--- SET PROBLEM ---
Read the lines that follow and pick out every one containing the word "NAME".

━━━━━━━━

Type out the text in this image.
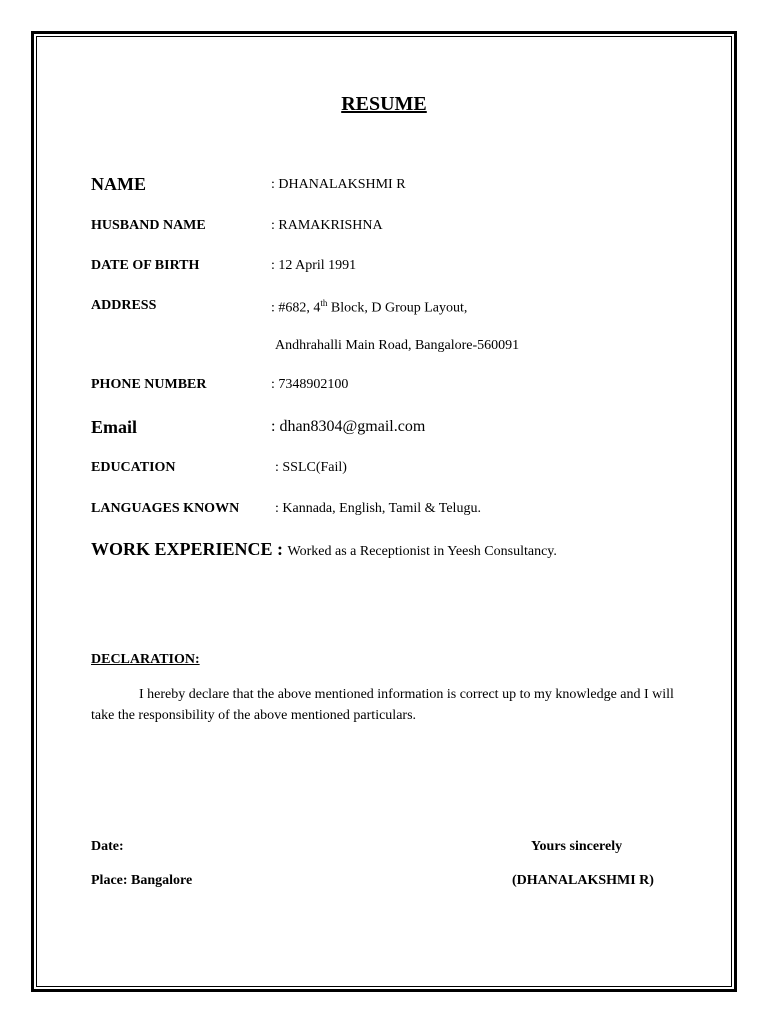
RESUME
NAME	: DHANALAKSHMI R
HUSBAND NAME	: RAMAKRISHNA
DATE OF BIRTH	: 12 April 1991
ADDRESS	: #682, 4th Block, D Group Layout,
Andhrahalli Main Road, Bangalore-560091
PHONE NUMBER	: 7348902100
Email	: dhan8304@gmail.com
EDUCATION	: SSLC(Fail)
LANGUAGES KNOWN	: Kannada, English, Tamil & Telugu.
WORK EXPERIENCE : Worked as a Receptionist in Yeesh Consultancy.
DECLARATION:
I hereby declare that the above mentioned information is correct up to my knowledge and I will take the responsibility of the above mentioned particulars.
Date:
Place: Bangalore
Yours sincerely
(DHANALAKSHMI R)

━━━━━━━━

--- CORRECT RESPONSE ---
NAME	: DHANALAKSHMI R
HUSBAND NAME	: RAMAKRISHNA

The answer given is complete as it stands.